_Problem description_
Write out the complete material exactly as it stands.

_Stored entries_
════

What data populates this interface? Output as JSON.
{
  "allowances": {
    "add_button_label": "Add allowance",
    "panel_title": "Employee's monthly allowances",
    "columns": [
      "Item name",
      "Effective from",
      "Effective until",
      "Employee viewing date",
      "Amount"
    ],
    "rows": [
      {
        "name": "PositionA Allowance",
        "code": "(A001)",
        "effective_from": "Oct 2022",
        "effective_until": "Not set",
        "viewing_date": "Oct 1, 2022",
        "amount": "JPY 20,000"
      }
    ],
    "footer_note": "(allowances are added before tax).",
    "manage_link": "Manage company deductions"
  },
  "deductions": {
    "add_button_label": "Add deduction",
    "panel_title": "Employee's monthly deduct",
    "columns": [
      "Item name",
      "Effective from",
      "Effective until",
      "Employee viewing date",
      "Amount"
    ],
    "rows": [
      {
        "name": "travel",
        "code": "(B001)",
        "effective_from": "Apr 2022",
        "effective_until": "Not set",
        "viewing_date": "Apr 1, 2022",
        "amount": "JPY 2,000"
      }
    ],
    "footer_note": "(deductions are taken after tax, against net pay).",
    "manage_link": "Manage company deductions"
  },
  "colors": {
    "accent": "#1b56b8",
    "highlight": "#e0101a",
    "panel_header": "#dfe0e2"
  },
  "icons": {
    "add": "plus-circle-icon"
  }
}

════

_Result below_
What data populates this interface? Output as JSON.
{
  "allowances": {
    "add_button_label": "Add allowance",
    "panel_title": "Employee's monthly allowances",
    "columns": [
      "Item name",
      "Effective from",
      "Effective until",
      "Employee viewing date",
      "Amount"
    ],
    "rows": [
      {
        "name": "PositionA Allowance",
        "code": "(A001)",
        "effective_from": "Oct 2022",
        "effective_until": "Not set",
        "viewing_date": "Oct 1, 2022",
        "amount": "JPY 20,000"
      }
    ],
    "footer_note": "(allowances are added before tax).",
    "manage_link": "Manage company deductions"
  },
  "deductions": {
    "add_button_label": "Add deduction",
    "panel_title": "Employee's monthly deduct",
    "columns": [
      "Item name",
      "Effective from",
      "Effective until",
      "Employee viewing date",
      "Amount"
    ],
    "rows": [
      {
        "name": "travel",
        "code": "(B001)",
        "effective_from": "Apr 2022",
        "effective_until": "Not set",
        "viewing_date": "Apr 1, 2022",
        "amount": "JPY 2,000"
      }
    ],
    "footer_note": "(deductions are taken after tax, against net pay).",
    "manage_link": "Manage company deductions"
  },
  "colors": {
    "accent": "#1b56b8",
    "highlight": "#e0101a",
    "panel_header": "#dfe0e2"
  },
  "icons": {
    "add": "plus-circle-icon"
  }
}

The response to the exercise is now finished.